-- Start EXTRACTED DATA --

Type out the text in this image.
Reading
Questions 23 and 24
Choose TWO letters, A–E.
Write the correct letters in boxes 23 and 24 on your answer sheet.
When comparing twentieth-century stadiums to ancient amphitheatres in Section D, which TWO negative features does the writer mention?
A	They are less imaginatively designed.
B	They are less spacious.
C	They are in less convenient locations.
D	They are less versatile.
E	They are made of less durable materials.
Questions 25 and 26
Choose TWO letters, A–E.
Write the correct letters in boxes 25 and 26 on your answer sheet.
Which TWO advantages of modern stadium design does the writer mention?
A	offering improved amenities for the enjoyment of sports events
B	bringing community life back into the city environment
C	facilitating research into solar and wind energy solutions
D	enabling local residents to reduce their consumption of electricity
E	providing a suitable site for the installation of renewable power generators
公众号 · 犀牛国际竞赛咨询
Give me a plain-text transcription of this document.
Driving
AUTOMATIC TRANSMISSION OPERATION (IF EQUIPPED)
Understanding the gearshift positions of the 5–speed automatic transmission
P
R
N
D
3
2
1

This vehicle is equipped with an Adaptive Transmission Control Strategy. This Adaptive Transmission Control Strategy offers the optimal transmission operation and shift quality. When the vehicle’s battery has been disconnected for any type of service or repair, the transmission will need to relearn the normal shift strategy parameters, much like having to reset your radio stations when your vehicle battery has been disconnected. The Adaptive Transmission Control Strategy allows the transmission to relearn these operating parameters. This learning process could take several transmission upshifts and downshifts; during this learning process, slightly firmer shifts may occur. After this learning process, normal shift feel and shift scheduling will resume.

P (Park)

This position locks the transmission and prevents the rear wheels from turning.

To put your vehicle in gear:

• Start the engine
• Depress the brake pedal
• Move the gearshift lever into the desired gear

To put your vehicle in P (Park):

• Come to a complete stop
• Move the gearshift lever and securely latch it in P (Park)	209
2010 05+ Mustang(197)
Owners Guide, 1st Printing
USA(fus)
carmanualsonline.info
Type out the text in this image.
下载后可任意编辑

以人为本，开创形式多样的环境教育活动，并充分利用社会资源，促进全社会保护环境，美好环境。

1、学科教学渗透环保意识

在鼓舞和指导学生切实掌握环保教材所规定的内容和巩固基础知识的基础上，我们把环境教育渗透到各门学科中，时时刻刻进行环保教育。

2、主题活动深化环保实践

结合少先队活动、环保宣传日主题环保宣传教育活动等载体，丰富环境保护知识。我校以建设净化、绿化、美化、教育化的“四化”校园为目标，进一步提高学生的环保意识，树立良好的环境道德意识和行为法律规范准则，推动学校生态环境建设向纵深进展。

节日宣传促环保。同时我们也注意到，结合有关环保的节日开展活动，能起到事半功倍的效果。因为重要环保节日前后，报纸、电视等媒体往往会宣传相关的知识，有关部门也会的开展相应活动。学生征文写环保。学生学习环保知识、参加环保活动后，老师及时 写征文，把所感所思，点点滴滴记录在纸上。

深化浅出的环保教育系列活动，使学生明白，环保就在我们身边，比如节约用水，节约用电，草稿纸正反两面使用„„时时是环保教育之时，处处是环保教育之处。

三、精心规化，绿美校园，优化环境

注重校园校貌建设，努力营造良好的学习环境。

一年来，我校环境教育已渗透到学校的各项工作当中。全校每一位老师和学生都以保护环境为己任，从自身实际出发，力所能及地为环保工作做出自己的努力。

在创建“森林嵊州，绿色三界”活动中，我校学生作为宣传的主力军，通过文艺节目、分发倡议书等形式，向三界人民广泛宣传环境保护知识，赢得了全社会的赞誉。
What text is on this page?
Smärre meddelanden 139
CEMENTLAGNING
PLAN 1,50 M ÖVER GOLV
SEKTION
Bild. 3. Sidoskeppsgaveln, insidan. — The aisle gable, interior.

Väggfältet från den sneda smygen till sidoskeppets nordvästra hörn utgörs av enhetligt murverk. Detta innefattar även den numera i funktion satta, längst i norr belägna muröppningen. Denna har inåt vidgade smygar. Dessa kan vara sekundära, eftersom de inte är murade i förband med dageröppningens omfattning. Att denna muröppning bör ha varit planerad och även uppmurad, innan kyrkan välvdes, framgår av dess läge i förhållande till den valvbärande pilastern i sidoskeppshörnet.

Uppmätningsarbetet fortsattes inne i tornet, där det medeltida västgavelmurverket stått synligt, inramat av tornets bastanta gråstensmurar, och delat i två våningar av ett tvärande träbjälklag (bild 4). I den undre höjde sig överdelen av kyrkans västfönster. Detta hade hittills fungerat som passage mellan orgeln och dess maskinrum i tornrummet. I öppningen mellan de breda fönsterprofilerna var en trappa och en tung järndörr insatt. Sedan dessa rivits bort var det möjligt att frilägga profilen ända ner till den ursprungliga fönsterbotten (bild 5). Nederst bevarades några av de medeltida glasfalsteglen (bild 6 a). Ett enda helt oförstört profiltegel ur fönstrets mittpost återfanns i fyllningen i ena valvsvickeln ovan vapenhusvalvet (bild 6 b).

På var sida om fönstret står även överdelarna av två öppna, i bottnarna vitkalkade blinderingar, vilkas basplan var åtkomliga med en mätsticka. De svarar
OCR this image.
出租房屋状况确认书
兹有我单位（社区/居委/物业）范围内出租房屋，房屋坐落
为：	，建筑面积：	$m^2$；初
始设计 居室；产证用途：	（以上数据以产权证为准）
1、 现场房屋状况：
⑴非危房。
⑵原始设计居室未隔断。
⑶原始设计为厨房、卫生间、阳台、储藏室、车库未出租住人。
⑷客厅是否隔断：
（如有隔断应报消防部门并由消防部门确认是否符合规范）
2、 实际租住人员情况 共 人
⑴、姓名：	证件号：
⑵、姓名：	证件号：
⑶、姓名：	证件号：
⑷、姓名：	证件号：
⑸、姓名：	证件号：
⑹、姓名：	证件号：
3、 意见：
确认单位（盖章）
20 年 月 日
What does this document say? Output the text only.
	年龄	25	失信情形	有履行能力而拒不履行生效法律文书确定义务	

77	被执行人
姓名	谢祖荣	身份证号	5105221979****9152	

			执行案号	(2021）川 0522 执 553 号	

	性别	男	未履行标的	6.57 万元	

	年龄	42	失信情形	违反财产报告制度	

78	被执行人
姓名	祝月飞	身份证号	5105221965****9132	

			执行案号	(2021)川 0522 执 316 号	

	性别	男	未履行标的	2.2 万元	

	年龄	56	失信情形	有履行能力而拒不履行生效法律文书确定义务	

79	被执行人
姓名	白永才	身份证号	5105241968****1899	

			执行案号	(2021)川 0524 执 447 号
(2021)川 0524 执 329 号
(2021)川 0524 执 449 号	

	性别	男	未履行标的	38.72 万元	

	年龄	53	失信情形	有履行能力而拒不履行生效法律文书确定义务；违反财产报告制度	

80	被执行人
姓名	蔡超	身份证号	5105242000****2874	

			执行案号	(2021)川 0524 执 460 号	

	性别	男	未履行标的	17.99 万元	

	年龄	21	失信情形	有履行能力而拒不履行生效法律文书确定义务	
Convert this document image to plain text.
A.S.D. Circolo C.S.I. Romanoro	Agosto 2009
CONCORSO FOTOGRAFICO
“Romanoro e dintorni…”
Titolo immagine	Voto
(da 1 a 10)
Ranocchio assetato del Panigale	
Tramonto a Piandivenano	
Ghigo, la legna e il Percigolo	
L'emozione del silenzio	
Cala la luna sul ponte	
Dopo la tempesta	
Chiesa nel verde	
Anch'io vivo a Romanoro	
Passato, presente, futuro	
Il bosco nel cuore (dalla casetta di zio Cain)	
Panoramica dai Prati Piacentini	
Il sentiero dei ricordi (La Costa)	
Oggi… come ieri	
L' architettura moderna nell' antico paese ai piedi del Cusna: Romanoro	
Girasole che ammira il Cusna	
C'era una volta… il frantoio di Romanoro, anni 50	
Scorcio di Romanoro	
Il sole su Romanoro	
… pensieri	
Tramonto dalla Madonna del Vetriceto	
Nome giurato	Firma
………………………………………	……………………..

-- End EXTRACTED DATA --

**PROBLEM TO WORK ON**.
Find the word "gearshift" in the entries, and copy every line it shows up in.

**RESULT FOR THIS EXERCISE**.
Understanding the gearshift positions of the 5–speed automatic transmission
• Move the gearshift lever into the desired gear
• Move the gearshift lever and securely latch it in P (Park)	209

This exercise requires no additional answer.